> Aim of the exercise:
Search term "nShorts": copy each line of the data containing it.

● ● ● ● ●

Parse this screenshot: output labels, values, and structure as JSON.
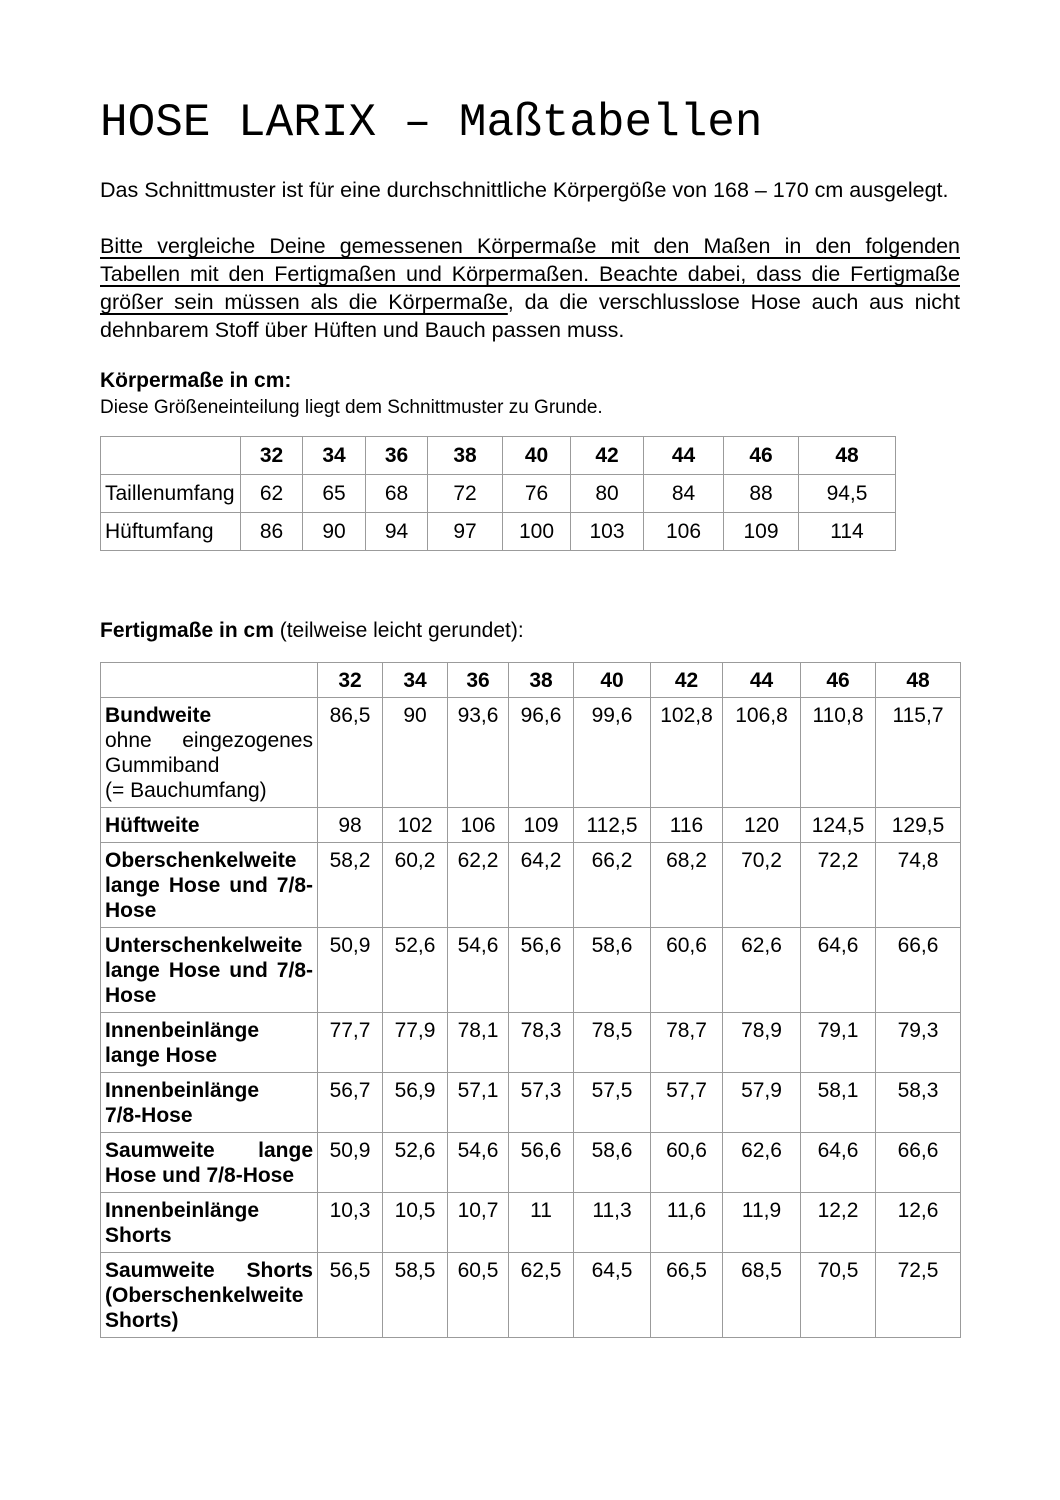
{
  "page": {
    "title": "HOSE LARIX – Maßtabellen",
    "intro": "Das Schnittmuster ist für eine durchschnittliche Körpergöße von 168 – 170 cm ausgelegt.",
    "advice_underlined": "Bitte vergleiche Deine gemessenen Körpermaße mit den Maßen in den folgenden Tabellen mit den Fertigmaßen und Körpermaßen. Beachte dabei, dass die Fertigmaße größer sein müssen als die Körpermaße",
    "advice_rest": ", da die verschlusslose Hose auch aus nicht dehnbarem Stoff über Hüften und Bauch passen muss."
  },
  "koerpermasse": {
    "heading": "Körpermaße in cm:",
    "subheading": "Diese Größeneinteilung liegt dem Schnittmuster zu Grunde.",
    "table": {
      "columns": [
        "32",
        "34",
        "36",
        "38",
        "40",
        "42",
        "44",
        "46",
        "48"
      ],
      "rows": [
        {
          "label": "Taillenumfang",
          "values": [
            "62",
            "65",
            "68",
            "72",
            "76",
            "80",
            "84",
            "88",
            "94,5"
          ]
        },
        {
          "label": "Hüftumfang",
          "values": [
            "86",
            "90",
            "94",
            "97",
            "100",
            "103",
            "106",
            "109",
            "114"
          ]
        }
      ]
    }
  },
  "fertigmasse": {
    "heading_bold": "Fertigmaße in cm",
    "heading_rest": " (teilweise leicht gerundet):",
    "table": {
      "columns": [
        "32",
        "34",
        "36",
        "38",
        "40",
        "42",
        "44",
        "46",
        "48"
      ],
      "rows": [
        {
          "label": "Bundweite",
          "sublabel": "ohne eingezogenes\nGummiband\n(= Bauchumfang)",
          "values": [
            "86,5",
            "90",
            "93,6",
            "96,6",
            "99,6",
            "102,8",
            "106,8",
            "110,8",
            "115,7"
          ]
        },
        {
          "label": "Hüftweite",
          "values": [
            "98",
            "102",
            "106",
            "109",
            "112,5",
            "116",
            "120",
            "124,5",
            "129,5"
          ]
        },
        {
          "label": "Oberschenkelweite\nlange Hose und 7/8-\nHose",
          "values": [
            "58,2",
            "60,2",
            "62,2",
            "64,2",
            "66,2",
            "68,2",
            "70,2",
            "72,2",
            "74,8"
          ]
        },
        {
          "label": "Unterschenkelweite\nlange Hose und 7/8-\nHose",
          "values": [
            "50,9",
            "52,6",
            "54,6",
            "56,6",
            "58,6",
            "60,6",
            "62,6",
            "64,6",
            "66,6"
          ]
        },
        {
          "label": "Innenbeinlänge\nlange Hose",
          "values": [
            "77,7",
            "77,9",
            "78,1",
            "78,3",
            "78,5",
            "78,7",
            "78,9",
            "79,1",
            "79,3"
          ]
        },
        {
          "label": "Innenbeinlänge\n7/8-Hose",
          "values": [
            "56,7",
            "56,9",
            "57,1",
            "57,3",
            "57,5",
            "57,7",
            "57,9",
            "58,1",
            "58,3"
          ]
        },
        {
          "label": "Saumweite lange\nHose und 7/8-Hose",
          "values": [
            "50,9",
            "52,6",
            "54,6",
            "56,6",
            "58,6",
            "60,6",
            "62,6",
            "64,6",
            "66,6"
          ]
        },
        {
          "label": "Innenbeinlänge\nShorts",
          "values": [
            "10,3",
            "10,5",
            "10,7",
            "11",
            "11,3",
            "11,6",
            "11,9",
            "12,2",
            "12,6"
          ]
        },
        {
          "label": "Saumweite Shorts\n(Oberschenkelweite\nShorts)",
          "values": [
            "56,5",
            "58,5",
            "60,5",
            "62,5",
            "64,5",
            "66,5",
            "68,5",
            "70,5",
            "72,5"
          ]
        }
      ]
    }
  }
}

● ● ● ● ●

> Written solution:
          "label": "Innenbeinlänge\nShorts",
          "label": "Saumweite Shorts\n(Oberschenkelweite\nShorts)",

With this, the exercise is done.